Direction: Pull out every line below holding the word "name".

━━━ Dataset entries

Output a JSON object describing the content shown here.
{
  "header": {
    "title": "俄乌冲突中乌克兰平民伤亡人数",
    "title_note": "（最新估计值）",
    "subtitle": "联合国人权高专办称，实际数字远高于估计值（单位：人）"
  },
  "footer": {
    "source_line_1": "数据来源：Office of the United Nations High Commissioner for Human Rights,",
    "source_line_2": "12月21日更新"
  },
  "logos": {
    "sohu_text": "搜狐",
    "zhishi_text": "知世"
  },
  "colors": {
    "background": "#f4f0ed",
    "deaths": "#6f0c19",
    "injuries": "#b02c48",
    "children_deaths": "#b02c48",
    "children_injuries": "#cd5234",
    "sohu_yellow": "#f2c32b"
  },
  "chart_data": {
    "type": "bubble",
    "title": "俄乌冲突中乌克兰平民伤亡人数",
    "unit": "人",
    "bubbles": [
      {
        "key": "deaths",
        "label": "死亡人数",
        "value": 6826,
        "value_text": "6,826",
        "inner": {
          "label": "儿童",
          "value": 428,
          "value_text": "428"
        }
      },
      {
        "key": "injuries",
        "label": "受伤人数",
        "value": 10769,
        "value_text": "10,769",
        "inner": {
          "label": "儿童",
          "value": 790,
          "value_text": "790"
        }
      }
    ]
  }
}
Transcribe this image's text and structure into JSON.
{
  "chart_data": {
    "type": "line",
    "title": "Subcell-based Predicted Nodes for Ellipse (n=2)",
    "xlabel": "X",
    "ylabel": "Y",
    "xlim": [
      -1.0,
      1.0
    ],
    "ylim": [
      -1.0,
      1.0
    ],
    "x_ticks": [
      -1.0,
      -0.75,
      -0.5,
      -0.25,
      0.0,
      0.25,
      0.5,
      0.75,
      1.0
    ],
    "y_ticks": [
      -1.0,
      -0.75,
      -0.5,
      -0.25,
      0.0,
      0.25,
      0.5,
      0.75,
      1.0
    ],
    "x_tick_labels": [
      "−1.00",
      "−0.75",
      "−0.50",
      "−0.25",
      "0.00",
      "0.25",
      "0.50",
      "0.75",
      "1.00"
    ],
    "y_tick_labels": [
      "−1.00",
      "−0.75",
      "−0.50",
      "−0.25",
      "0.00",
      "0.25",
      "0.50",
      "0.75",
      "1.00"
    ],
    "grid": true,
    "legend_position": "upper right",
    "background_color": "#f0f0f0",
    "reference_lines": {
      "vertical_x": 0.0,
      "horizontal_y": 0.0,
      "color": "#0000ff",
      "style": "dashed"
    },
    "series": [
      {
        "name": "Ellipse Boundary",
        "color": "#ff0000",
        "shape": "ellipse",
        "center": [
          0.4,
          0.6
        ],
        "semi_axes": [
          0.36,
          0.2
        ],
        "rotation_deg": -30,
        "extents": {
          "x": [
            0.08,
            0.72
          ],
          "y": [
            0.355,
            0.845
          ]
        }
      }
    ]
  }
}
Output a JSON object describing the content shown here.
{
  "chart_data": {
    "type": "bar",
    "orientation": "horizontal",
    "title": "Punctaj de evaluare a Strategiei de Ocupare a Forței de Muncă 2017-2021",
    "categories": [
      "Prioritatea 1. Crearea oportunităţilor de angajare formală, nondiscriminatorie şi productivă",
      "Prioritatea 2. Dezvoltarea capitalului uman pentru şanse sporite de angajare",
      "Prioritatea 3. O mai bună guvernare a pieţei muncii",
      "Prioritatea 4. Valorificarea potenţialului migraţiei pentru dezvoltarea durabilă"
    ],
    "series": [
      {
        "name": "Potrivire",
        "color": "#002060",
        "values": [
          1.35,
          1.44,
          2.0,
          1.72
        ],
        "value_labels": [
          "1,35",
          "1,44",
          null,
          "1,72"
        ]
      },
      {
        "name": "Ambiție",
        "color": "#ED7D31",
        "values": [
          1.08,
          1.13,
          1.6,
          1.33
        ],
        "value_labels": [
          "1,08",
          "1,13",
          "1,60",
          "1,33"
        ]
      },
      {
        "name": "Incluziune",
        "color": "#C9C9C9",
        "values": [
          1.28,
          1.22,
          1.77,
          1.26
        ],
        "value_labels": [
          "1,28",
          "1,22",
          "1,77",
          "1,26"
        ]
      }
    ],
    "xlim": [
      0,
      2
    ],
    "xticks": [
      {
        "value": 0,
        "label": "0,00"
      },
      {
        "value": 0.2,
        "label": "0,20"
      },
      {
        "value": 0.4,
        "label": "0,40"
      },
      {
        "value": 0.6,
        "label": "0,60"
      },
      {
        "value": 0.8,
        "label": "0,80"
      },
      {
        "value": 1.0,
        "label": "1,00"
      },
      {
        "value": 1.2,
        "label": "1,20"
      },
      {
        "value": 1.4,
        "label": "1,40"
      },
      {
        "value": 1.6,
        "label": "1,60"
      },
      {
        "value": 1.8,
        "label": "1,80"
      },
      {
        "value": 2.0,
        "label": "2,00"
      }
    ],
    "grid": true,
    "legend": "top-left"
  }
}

━━━━━━

The completed task:
        "name": "Ellipse Boundary",
        "name": "Potrivire",
        "name": "Ambiție",
        "name": "Incluziune",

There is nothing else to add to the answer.